— BEGIN Extracted material —
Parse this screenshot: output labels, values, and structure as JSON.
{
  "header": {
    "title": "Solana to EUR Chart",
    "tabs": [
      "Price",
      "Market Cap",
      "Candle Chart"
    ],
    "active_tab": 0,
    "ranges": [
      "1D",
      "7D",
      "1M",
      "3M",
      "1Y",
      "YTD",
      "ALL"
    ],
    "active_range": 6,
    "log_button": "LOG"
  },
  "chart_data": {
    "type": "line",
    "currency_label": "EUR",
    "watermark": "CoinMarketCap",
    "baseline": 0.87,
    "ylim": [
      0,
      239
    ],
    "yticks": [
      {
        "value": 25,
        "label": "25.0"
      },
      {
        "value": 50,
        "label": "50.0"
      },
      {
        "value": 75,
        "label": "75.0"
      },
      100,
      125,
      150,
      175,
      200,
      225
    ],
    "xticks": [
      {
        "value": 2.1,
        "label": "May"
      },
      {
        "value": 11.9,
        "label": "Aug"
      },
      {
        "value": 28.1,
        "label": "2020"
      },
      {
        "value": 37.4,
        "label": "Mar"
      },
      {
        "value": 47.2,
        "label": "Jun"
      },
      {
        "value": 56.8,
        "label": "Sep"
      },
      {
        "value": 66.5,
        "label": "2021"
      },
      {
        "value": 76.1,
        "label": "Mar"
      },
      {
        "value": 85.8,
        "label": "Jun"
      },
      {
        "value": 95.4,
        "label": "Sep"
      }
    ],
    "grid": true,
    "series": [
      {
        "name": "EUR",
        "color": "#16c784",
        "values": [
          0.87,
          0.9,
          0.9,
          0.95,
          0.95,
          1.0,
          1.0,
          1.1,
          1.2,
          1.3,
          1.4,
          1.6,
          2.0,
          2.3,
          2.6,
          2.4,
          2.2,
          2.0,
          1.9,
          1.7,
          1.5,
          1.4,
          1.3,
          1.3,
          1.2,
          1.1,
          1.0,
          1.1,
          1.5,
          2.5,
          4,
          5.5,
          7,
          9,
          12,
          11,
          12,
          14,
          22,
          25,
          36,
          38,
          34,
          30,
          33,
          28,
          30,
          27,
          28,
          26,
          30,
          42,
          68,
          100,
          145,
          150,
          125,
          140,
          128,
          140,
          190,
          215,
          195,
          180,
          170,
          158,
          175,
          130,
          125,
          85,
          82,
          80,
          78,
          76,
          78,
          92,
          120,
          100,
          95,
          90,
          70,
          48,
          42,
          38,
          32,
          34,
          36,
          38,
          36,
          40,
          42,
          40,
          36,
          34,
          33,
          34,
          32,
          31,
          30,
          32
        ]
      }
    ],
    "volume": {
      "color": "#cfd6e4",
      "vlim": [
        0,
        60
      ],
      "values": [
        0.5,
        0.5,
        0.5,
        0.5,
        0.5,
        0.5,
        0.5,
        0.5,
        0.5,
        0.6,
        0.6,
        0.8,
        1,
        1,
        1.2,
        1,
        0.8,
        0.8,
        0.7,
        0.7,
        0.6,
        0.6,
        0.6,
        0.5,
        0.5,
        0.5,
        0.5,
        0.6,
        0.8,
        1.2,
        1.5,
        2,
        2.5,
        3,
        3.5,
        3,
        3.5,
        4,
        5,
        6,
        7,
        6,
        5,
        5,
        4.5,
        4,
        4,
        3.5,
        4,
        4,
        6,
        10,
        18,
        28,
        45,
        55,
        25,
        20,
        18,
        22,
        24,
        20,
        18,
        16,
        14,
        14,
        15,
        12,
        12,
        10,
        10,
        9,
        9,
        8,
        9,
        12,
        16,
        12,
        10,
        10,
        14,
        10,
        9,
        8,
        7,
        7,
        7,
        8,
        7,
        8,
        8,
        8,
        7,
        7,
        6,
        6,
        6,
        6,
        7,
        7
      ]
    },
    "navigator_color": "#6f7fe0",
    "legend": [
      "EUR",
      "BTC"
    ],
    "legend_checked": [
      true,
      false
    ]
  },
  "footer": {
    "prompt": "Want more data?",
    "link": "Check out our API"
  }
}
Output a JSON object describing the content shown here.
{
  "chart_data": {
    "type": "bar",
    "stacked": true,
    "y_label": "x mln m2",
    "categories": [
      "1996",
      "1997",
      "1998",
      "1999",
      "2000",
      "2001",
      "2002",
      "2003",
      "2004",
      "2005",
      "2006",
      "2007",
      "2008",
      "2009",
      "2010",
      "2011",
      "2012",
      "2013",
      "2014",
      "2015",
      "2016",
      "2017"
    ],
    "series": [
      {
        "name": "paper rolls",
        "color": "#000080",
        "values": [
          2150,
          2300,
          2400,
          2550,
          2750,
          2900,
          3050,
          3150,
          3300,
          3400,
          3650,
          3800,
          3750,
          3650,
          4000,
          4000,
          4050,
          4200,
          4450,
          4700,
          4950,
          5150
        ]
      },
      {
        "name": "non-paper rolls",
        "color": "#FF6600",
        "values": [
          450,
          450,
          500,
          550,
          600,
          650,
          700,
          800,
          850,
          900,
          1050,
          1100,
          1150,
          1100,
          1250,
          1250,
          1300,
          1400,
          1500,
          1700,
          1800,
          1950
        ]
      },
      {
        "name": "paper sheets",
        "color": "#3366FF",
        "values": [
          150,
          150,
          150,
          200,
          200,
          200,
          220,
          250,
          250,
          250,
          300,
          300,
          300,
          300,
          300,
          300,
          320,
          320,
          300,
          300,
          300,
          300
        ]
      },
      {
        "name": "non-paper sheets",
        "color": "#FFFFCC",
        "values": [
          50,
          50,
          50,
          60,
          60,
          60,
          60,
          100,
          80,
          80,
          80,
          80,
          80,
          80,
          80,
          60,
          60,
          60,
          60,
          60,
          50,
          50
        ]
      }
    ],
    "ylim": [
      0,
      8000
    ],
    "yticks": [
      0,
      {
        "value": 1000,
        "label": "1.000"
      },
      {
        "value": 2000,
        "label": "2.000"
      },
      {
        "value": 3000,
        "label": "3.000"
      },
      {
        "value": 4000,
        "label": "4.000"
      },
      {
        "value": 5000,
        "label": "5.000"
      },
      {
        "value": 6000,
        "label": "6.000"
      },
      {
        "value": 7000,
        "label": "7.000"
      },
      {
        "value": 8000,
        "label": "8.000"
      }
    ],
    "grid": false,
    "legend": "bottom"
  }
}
— END Extracted material —
- **What is expected**
Every entry should be printed again exactly as it stands.

- **Correct response**
Parse this screenshot: output labels, values, and structure as JSON.
{
  "header": {
    "title": "Solana to EUR Chart",
    "tabs": [
      "Price",
      "Market Cap",
      "Candle Chart"
    ],
    "active_tab": 0,
    "ranges": [
      "1D",
      "7D",
      "1M",
      "3M",
      "1Y",
      "YTD",
      "ALL"
    ],
    "active_range": 6,
    "log_button": "LOG"
  },
  "chart_data": {
    "type": "line",
    "currency_label": "EUR",
    "watermark": "CoinMarketCap",
    "baseline": 0.87,
    "ylim": [
      0,
      239
    ],
    "yticks": [
      {
        "value": 25,
        "label": "25.0"
      },
      {
        "value": 50,
        "label": "50.0"
      },
      {
        "value": 75,
        "label": "75.0"
      },
      100,
      125,
      150,
      175,
      200,
      225
    ],
    "xticks": [
      {
        "value": 2.1,
        "label": "May"
      },
      {
        "value": 11.9,
        "label": "Aug"
      },
      {
        "value": 28.1,
        "label": "2020"
      },
      {
        "value": 37.4,
        "label": "Mar"
      },
      {
        "value": 47.2,
        "label": "Jun"
      },
      {
        "value": 56.8,
        "label": "Sep"
      },
      {
        "value": 66.5,
        "label": "2021"
      },
      {
        "value": 76.1,
        "label": "Mar"
      },
      {
        "value": 85.8,
        "label": "Jun"
      },
      {
        "value": 95.4,
        "label": "Sep"
      }
    ],
    "grid": true,
    "series": [
      {
        "name": "EUR",
        "color": "#16c784",
        "values": [
          0.87,
          0.9,
          0.9,
          0.95,
          0.95,
          1.0,
          1.0,
          1.1,
          1.2,
          1.3,
          1.4,
          1.6,
          2.0,
          2.3,
          2.6,
          2.4,
          2.2,
          2.0,
          1.9,
          1.7,
          1.5,
          1.4,
          1.3,
          1.3,
          1.2,
          1.1,
          1.0,
          1.1,
          1.5,
          2.5,
          4,
          5.5,
          7,
          9,
          12,
          11,
          12,
          14,
          22,
          25,
          36,
          38,
          34,
          30,
          33,
          28,
          30,
          27,
          28,
          26,
          30,
          42,
          68,
          100,
          145,
          150,
          125,
          140,
          128,
          140,
          190,
          215,
          195,
          180,
          170,
          158,
          175,
          130,
          125,
          85,
          82,
          80,
          78,
          76,
          78,
          92,
          120,
          100,
          95,
          90,
          70,
          48,
          42,
          38,
          32,
          34,
          36,
          38,
          36,
          40,
          42,
          40,
          36,
          34,
          33,
          34,
          32,
          31,
          30,
          32
        ]
      }
    ],
    "volume": {
      "color": "#cfd6e4",
      "vlim": [
        0,
        60
      ],
      "values": [
        0.5,
        0.5,
        0.5,
        0.5,
        0.5,
        0.5,
        0.5,
        0.5,
        0.5,
        0.6,
        0.6,
        0.8,
        1,
        1,
        1.2,
        1,
        0.8,
        0.8,
        0.7,
        0.7,
        0.6,
        0.6,
        0.6,
        0.5,
        0.5,
        0.5,
        0.5,
        0.6,
        0.8,
        1.2,
        1.5,
        2,
        2.5,
        3,
        3.5,
        3,
        3.5,
        4,
        5,
        6,
        7,
        6,
        5,
        5,
        4.5,
        4,
        4,
        3.5,
        4,
        4,
        6,
        10,
        18,
        28,
        45,
        55,
        25,
        20,
        18,
        22,
        24,
        20,
        18,
        16,
        14,
        14,
        15,
        12,
        12,
        10,
        10,
        9,
        9,
        8,
        9,
        12,
        16,
        12,
        10,
        10,
        14,
        10,
        9,
        8,
        7,
        7,
        7,
        8,
        7,
        8,
        8,
        8,
        7,
        7,
        6,
        6,
        6,
        6,
        7,
        7
      ]
    },
    "navigator_color": "#6f7fe0",
    "legend": [
      "EUR",
      "BTC"
    ],
    "legend_checked": [
      true,
      false
    ]
  },
  "footer": {
    "prompt": "Want more data?",
    "link": "Check out our API"
  }
}
Output a JSON object describing the content shown here.
{
  "chart_data": {
    "type": "bar",
    "stacked": true,
    "y_label": "x mln m2",
    "categories": [
      "1996",
      "1997",
      "1998",
      "1999",
      "2000",
      "2001",
      "2002",
      "2003",
      "2004",
      "2005",
      "2006",
      "2007",
      "2008",
      "2009",
      "2010",
      "2011",
      "2012",
      "2013",
      "2014",
      "2015",
      "2016",
      "2017"
    ],
    "series": [
      {
        "name": "paper rolls",
        "color": "#000080",
        "values": [
          2150,
          2300,
          2400,
          2550,
          2750,
          2900,
          3050,
          3150,
          3300,
          3400,
          3650,
          3800,
          3750,
          3650,
          4000,
          4000,
          4050,
          4200,
          4450,
          4700,
          4950,
          5150
        ]
      },
      {
        "name": "non-paper rolls",
        "color": "#FF6600",
        "values": [
          450,
          450,
          500,
          550,
          600,
          650,
          700,
          800,
          850,
          900,
          1050,
          1100,
          1150,
          1100,
          1250,
          1250,
          1300,
          1400,
          1500,
          1700,
          1800,
          1950
        ]
      },
      {
        "name": "paper sheets",
        "color": "#3366FF",
        "values": [
          150,
          150,
          150,
          200,
          200,
          200,
          220,
          250,
          250,
          250,
          300,
          300,
          300,
          300,
          300,
          300,
          320,
          320,
          300,
          300,
          300,
          300
        ]
      },
      {
        "name": "non-paper sheets",
        "color": "#FFFFCC",
        "values": [
          50,
          50,
          50,
          60,
          60,
          60,
          60,
          100,
          80,
          80,
          80,
          80,
          80,
          80,
          80,
          60,
          60,
          60,
          60,
          60,
          50,
          50
        ]
      }
    ],
    "ylim": [
      0,
      8000
    ],
    "yticks": [
      0,
      {
        "value": 1000,
        "label": "1.000"
      },
      {
        "value": 2000,
        "label": "2.000"
      },
      {
        "value": 3000,
        "label": "3.000"
      },
      {
        "value": 4000,
        "label": "4.000"
      },
      {
        "value": 5000,
        "label": "5.000"
      },
      {
        "value": 6000,
        "label": "6.000"
      },
      {
        "value": 7000,
        "label": "7.000"
      },
      {
        "value": 8000,
        "label": "8.000"
      }
    ],
    "grid": false,
    "legend": "bottom"
  }
}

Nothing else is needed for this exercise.